PROMPT:
Reproduce the listing verbatim.

(Stored records)
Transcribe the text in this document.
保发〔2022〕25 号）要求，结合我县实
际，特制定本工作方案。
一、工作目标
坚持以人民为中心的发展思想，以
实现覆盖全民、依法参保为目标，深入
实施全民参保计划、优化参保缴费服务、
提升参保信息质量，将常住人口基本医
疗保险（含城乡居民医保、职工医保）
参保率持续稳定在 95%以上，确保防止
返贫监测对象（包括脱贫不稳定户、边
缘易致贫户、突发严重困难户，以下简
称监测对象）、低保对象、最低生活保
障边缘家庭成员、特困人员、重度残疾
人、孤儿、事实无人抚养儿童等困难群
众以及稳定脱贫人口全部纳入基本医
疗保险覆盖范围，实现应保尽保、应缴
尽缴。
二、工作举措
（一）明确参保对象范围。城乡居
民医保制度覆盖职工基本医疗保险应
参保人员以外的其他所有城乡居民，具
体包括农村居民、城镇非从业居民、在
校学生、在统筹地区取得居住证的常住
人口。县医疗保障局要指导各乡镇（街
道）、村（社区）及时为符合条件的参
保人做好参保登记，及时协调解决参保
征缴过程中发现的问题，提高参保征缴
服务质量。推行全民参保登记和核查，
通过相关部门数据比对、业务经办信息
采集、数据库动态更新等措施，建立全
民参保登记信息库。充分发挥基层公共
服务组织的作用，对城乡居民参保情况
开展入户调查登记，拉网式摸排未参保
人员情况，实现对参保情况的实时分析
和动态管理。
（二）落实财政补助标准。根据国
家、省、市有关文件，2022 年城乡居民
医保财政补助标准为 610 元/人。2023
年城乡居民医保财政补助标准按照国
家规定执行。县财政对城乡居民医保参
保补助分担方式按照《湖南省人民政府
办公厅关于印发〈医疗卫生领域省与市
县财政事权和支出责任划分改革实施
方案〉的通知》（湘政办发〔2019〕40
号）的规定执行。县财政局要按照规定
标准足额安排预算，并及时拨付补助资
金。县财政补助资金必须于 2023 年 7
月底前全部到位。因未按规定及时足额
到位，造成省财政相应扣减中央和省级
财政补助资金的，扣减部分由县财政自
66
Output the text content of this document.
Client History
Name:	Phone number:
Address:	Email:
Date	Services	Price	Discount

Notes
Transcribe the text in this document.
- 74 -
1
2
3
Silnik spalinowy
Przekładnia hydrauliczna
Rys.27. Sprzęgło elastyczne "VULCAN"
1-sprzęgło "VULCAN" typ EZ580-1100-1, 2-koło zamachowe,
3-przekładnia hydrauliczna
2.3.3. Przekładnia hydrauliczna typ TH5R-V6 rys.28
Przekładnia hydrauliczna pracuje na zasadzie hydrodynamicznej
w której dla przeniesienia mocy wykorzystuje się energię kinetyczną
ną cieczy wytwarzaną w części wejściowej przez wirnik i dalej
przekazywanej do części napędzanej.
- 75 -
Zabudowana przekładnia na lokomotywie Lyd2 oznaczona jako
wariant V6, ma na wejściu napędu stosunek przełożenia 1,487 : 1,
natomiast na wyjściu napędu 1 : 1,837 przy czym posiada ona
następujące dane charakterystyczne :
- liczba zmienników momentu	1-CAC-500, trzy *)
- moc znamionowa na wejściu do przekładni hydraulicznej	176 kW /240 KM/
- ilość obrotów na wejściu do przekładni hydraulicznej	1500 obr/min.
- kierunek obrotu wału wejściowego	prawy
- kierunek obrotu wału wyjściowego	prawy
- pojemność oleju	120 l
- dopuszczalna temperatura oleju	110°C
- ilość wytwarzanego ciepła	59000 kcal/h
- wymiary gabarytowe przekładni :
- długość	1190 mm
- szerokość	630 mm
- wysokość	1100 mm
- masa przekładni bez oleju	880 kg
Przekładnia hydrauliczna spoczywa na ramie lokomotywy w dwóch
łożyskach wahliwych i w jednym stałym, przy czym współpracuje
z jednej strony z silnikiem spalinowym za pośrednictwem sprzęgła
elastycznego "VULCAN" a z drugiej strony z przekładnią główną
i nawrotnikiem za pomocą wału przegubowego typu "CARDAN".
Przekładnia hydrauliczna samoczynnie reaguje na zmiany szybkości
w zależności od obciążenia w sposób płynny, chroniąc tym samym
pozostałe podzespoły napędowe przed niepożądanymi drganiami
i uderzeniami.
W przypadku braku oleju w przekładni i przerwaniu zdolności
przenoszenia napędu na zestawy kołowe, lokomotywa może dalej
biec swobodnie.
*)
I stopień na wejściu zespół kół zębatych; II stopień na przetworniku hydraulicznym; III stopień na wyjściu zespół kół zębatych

THE ANSWER:
Transcribe the text in this document.
保发〔2022〕25 号）要求，结合我县实
际，特制定本工作方案。
一、工作目标
坚持以人民为中心的发展思想，以
实现覆盖全民、依法参保为目标，深入
实施全民参保计划、优化参保缴费服务、
提升参保信息质量，将常住人口基本医
疗保险（含城乡居民医保、职工医保）
参保率持续稳定在 95%以上，确保防止
返贫监测对象（包括脱贫不稳定户、边
缘易致贫户、突发严重困难户，以下简
称监测对象）、低保对象、最低生活保
障边缘家庭成员、特困人员、重度残疾
人、孤儿、事实无人抚养儿童等困难群
众以及稳定脱贫人口全部纳入基本医
疗保险覆盖范围，实现应保尽保、应缴
尽缴。
二、工作举措
（一）明确参保对象范围。城乡居
民医保制度覆盖职工基本医疗保险应
参保人员以外的其他所有城乡居民，具
体包括农村居民、城镇非从业居民、在
校学生、在统筹地区取得居住证的常住
人口。县医疗保障局要指导各乡镇（街
道）、村（社区）及时为符合条件的参
保人做好参保登记，及时协调解决参保
征缴过程中发现的问题，提高参保征缴
服务质量。推行全民参保登记和核查，
通过相关部门数据比对、业务经办信息
采集、数据库动态更新等措施，建立全
民参保登记信息库。充分发挥基层公共
服务组织的作用，对城乡居民参保情况
开展入户调查登记，拉网式摸排未参保
人员情况，实现对参保情况的实时分析
和动态管理。
（二）落实财政补助标准。根据国
家、省、市有关文件，2022 年城乡居民
医保财政补助标准为 610 元/人。2023
年城乡居民医保财政补助标准按照国
家规定执行。县财政对城乡居民医保参
保补助分担方式按照《湖南省人民政府
办公厅关于印发〈医疗卫生领域省与市
县财政事权和支出责任划分改革实施
方案〉的通知》（湘政办发〔2019〕40
号）的规定执行。县财政局要按照规定
标准足额安排预算，并及时拨付补助资
金。县财政补助资金必须于 2023 年 7
月底前全部到位。因未按规定及时足额
到位，造成省财政相应扣减中央和省级
财政补助资金的，扣减部分由县财政自
66
Output the text content of this document.
Client History
Name:	Phone number:
Address:	Email:
Date	Services	Price	Discount

Notes
Transcribe the text in this document.
- 74 -
1
2
3
Silnik spalinowy
Przekładnia hydrauliczna
Rys.27. Sprzęgło elastyczne "VULCAN"
1-sprzęgło "VULCAN" typ EZ580-1100-1, 2-koło zamachowe,
3-przekładnia hydrauliczna
2.3.3. Przekładnia hydrauliczna typ TH5R-V6 rys.28
Przekładnia hydrauliczna pracuje na zasadzie hydrodynamicznej
w której dla przeniesienia mocy wykorzystuje się energię kinetyczną
ną cieczy wytwarzaną w części wejściowej przez wirnik i dalej
przekazywanej do części napędzanej.
- 75 -
Zabudowana przekładnia na lokomotywie Lyd2 oznaczona jako
wariant V6, ma na wejściu napędu stosunek przełożenia 1,487 : 1,
natomiast na wyjściu napędu 1 : 1,837 przy czym posiada ona
następujące dane charakterystyczne :
- liczba zmienników momentu	1-CAC-500, trzy *)
- moc znamionowa na wejściu do przekładni hydraulicznej	176 kW /240 KM/
- ilość obrotów na wejściu do przekładni hydraulicznej	1500 obr/min.
- kierunek obrotu wału wejściowego	prawy
- kierunek obrotu wału wyjściowego	prawy
- pojemność oleju	120 l
- dopuszczalna temperatura oleju	110°C
- ilość wytwarzanego ciepła	59000 kcal/h
- wymiary gabarytowe przekładni :
- długość	1190 mm
- szerokość	630 mm
- wysokość	1100 mm
- masa przekładni bez oleju	880 kg
Przekładnia hydrauliczna spoczywa na ramie lokomotywy w dwóch
łożyskach wahliwych i w jednym stałym, przy czym współpracuje
z jednej strony z silnikiem spalinowym za pośrednictwem sprzęgła
elastycznego "VULCAN" a z drugiej strony z przekładnią główną
i nawrotnikiem za pomocą wału przegubowego typu "CARDAN".
Przekładnia hydrauliczna samoczynnie reaguje na zmiany szybkości
w zależności od obciążenia w sposób płynny, chroniąc tym samym
pozostałe podzespoły napędowe przed niepożądanymi drganiami
i uderzeniami.
W przypadku braku oleju w przekładni i przerwaniu zdolności
przenoszenia napędu na zestawy kołowe, lokomotywa może dalej
biec swobodnie.
*)
I stopień na wejściu zespół kół zębatych; II stopień na przetworniku hydraulicznym; III stopień na wyjściu zespół kół zębatych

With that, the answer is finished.